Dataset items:
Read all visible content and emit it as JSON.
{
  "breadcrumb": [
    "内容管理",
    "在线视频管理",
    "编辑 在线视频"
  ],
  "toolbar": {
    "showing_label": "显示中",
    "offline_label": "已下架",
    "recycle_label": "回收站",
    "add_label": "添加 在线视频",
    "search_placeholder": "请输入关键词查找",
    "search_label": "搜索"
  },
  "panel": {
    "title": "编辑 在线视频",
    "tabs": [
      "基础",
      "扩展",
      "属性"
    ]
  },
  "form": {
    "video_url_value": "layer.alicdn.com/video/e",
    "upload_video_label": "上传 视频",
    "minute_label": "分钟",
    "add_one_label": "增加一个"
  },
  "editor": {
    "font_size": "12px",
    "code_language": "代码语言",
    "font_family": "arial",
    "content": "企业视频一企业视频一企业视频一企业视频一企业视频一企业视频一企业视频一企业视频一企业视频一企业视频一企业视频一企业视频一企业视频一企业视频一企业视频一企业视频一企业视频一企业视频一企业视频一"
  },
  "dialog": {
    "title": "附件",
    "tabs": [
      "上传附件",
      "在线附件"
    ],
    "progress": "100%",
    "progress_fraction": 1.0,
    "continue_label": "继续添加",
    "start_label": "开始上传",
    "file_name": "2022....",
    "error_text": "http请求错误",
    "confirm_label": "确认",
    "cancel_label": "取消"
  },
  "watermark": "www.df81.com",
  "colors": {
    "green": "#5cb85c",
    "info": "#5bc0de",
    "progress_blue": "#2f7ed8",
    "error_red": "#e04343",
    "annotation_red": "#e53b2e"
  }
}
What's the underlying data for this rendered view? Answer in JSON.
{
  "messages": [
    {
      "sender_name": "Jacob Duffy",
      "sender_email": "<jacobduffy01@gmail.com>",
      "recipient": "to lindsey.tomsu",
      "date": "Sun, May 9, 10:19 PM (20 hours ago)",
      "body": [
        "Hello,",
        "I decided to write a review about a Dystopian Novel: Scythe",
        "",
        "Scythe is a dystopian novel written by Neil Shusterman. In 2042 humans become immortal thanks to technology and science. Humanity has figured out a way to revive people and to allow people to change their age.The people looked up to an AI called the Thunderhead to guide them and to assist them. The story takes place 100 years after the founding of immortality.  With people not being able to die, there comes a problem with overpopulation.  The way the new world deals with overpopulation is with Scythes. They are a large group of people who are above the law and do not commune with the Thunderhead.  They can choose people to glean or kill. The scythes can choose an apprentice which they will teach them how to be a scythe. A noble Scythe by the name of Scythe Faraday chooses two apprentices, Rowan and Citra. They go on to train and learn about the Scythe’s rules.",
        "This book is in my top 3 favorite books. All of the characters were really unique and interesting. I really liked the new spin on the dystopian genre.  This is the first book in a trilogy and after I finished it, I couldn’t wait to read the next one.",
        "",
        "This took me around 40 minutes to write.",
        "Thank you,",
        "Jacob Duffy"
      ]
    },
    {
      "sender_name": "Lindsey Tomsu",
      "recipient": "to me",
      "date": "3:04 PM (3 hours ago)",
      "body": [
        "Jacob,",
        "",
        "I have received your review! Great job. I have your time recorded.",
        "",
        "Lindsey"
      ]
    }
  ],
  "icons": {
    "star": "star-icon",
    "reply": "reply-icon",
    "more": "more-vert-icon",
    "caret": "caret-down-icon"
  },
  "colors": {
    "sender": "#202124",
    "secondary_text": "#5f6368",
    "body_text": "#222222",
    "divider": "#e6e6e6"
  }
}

**WHAT TO DO:** Every line of the records that includes the word "about" should be gathered.

**SOLUTION BELOW:**
        "I decided to write a review about a Dystopian Novel: Scythe",
        "Scythe is a dystopian novel written by Neil Shusterman. In 2042 humans become immortal thanks to technology and science. Humanity has figured out a way to revive people and to allow people to change their age.The people looked up to an AI called the Thunderhead to guide them and to assist them. The story takes place 100 years after the founding of immortality.  With people not being able to die, there comes a problem with overpopulation.  The way the new world deals with overpopulation is with Scythes. They are a large group of people who are above the law and do not commune with the Thunderhead.  They can choose people to glean or kill. The scythes can choose an apprentice which they will teach them how to be a scythe. A noble Scythe by the name of Scythe Faraday chooses two apprentices, Rowan and Citra. They go on to train and learn about the Scythe’s rules.",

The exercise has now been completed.